YOUR INSTRUCTIONS:
Every line below must be reproduced exactly. Copy them all.

=======

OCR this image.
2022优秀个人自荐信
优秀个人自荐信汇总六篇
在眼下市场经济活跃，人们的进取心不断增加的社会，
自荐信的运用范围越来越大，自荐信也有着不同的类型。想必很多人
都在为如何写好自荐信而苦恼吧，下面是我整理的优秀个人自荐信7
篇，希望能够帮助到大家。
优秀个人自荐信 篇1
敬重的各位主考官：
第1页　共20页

=======

EXERCISE ANSWER:
OCR this image.
2022优秀个人自荐信
优秀个人自荐信汇总六篇
在眼下市场经济活跃，人们的进取心不断增加的社会，
自荐信的运用范围越来越大，自荐信也有着不同的类型。想必很多人
都在为如何写好自荐信而苦恼吧，下面是我整理的优秀个人自荐信7
篇，希望能够帮助到大家。
优秀个人自荐信 篇1
敬重的各位主考官：
第1页　共20页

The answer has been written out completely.